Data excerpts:
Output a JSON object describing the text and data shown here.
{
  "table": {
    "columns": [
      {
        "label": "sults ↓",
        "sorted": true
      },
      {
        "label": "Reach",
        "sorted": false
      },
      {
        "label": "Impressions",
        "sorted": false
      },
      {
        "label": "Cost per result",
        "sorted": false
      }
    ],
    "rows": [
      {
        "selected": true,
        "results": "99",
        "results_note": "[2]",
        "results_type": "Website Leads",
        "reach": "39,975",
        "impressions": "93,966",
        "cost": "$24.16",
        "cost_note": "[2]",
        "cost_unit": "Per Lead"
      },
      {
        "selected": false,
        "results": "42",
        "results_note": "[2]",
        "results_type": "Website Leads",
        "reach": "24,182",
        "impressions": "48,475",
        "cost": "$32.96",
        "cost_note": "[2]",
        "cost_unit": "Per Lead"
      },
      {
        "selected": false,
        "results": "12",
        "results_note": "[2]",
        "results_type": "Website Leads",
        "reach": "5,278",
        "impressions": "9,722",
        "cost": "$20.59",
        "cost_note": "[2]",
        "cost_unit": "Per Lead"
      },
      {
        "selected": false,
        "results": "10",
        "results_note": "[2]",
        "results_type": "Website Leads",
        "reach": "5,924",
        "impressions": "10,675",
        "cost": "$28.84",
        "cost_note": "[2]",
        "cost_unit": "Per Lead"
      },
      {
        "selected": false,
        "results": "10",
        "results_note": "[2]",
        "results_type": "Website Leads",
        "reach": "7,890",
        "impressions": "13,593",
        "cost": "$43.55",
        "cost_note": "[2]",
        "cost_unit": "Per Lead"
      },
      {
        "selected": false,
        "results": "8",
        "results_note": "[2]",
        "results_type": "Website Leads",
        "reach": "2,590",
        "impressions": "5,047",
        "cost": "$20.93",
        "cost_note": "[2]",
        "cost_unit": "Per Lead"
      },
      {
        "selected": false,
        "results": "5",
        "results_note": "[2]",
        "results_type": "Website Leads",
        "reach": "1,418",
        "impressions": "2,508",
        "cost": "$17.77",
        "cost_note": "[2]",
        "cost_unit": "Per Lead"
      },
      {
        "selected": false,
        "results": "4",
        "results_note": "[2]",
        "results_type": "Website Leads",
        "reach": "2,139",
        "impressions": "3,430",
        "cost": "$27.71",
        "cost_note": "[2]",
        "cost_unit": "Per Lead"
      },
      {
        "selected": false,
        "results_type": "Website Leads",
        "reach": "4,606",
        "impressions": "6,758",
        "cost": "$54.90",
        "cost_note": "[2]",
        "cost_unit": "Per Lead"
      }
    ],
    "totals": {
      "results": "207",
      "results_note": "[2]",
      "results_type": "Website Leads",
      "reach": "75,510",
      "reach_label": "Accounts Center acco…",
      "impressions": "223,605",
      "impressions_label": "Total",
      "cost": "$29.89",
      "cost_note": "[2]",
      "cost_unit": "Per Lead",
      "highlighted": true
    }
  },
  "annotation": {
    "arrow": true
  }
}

#### [WHAT TO WORK ON]
All of the entries above should be written out again exactly.

#### [RESPONSE]
Output a JSON object describing the text and data shown here.
{
  "table": {
    "columns": [
      {
        "label": "sults ↓",
        "sorted": true
      },
      {
        "label": "Reach",
        "sorted": false
      },
      {
        "label": "Impressions",
        "sorted": false
      },
      {
        "label": "Cost per result",
        "sorted": false
      }
    ],
    "rows": [
      {
        "selected": true,
        "results": "99",
        "results_note": "[2]",
        "results_type": "Website Leads",
        "reach": "39,975",
        "impressions": "93,966",
        "cost": "$24.16",
        "cost_note": "[2]",
        "cost_unit": "Per Lead"
      },
      {
        "selected": false,
        "results": "42",
        "results_note": "[2]",
        "results_type": "Website Leads",
        "reach": "24,182",
        "impressions": "48,475",
        "cost": "$32.96",
        "cost_note": "[2]",
        "cost_unit": "Per Lead"
      },
      {
        "selected": false,
        "results": "12",
        "results_note": "[2]",
        "results_type": "Website Leads",
        "reach": "5,278",
        "impressions": "9,722",
        "cost": "$20.59",
        "cost_note": "[2]",
        "cost_unit": "Per Lead"
      },
      {
        "selected": false,
        "results": "10",
        "results_note": "[2]",
        "results_type": "Website Leads",
        "reach": "5,924",
        "impressions": "10,675",
        "cost": "$28.84",
        "cost_note": "[2]",
        "cost_unit": "Per Lead"
      },
      {
        "selected": false,
        "results": "10",
        "results_note": "[2]",
        "results_type": "Website Leads",
        "reach": "7,890",
        "impressions": "13,593",
        "cost": "$43.55",
        "cost_note": "[2]",
        "cost_unit": "Per Lead"
      },
      {
        "selected": false,
        "results": "8",
        "results_note": "[2]",
        "results_type": "Website Leads",
        "reach": "2,590",
        "impressions": "5,047",
        "cost": "$20.93",
        "cost_note": "[2]",
        "cost_unit": "Per Lead"
      },
      {
        "selected": false,
        "results": "5",
        "results_note": "[2]",
        "results_type": "Website Leads",
        "reach": "1,418",
        "impressions": "2,508",
        "cost": "$17.77",
        "cost_note": "[2]",
        "cost_unit": "Per Lead"
      },
      {
        "selected": false,
        "results": "4",
        "results_note": "[2]",
        "results_type": "Website Leads",
        "reach": "2,139",
        "impressions": "3,430",
        "cost": "$27.71",
        "cost_note": "[2]",
        "cost_unit": "Per Lead"
      },
      {
        "selected": false,
        "results_type": "Website Leads",
        "reach": "4,606",
        "impressions": "6,758",
        "cost": "$54.90",
        "cost_note": "[2]",
        "cost_unit": "Per Lead"
      }
    ],
    "totals": {
      "results": "207",
      "results_note": "[2]",
      "results_type": "Website Leads",
      "reach": "75,510",
      "reach_label": "Accounts Center acco…",
      "impressions": "223,605",
      "impressions_label": "Total",
      "cost": "$29.89",
      "cost_note": "[2]",
      "cost_unit": "Per Lead",
      "highlighted": true
    }
  },
  "annotation": {
    "arrow": true
  }
}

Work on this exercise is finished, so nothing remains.